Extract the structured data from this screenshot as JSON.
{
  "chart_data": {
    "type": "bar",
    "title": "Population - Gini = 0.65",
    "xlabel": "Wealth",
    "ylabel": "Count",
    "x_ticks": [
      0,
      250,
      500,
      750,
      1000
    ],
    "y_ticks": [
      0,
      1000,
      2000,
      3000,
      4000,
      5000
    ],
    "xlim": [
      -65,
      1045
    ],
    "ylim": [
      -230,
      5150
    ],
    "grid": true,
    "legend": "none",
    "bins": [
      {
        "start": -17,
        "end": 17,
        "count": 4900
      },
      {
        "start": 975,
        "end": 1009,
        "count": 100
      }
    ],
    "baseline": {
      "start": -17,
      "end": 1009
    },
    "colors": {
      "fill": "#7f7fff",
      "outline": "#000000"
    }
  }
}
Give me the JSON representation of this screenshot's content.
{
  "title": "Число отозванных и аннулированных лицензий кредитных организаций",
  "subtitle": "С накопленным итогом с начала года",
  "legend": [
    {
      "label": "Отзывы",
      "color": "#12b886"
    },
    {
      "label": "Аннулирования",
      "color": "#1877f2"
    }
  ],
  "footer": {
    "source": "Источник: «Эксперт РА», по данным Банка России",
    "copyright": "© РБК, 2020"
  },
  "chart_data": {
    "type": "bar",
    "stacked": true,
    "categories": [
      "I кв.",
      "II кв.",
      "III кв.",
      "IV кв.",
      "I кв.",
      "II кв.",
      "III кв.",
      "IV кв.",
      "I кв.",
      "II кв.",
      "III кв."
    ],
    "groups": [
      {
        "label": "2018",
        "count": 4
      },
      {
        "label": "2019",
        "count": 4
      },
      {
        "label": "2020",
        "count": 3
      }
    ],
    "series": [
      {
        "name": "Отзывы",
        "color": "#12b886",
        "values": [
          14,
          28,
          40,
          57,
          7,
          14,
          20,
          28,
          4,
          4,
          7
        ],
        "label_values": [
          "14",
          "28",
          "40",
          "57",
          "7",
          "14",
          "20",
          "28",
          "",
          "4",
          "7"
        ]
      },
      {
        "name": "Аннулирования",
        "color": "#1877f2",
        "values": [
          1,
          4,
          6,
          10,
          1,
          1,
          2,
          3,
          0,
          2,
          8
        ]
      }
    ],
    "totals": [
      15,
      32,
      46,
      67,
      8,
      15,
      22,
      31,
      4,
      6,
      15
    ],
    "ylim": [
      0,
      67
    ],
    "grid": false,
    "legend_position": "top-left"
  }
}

_ _ _ _ _

## Task to complete:
Print the listing above in its entirety, with every line exact.

## Complete answer:
Extract the structured data from this screenshot as JSON.
{
  "chart_data": {
    "type": "bar",
    "title": "Population - Gini = 0.65",
    "xlabel": "Wealth",
    "ylabel": "Count",
    "x_ticks": [
      0,
      250,
      500,
      750,
      1000
    ],
    "y_ticks": [
      0,
      1000,
      2000,
      3000,
      4000,
      5000
    ],
    "xlim": [
      -65,
      1045
    ],
    "ylim": [
      -230,
      5150
    ],
    "grid": true,
    "legend": "none",
    "bins": [
      {
        "start": -17,
        "end": 17,
        "count": 4900
      },
      {
        "start": 975,
        "end": 1009,
        "count": 100
      }
    ],
    "baseline": {
      "start": -17,
      "end": 1009
    },
    "colors": {
      "fill": "#7f7fff",
      "outline": "#000000"
    }
  }
}
Give me the JSON representation of this screenshot's content.
{
  "title": "Число отозванных и аннулированных лицензий кредитных организаций",
  "subtitle": "С накопленным итогом с начала года",
  "legend": [
    {
      "label": "Отзывы",
      "color": "#12b886"
    },
    {
      "label": "Аннулирования",
      "color": "#1877f2"
    }
  ],
  "footer": {
    "source": "Источник: «Эксперт РА», по данным Банка России",
    "copyright": "© РБК, 2020"
  },
  "chart_data": {
    "type": "bar",
    "stacked": true,
    "categories": [
      "I кв.",
      "II кв.",
      "III кв.",
      "IV кв.",
      "I кв.",
      "II кв.",
      "III кв.",
      "IV кв.",
      "I кв.",
      "II кв.",
      "III кв."
    ],
    "groups": [
      {
        "label": "2018",
        "count": 4
      },
      {
        "label": "2019",
        "count": 4
      },
      {
        "label": "2020",
        "count": 3
      }
    ],
    "series": [
      {
        "name": "Отзывы",
        "color": "#12b886",
        "values": [
          14,
          28,
          40,
          57,
          7,
          14,
          20,
          28,
          4,
          4,
          7
        ],
        "label_values": [
          "14",
          "28",
          "40",
          "57",
          "7",
          "14",
          "20",
          "28",
          "",
          "4",
          "7"
        ]
      },
      {
        "name": "Аннулирования",
        "color": "#1877f2",
        "values": [
          1,
          4,
          6,
          10,
          1,
          1,
          2,
          3,
          0,
          2,
          8
        ]
      }
    ],
    "totals": [
      15,
      32,
      46,
      67,
      8,
      15,
      22,
      31,
      4,
      6,
      15
    ],
    "ylim": [
      0,
      67
    ],
    "grid": false,
    "legend_position": "top-left"
  }
}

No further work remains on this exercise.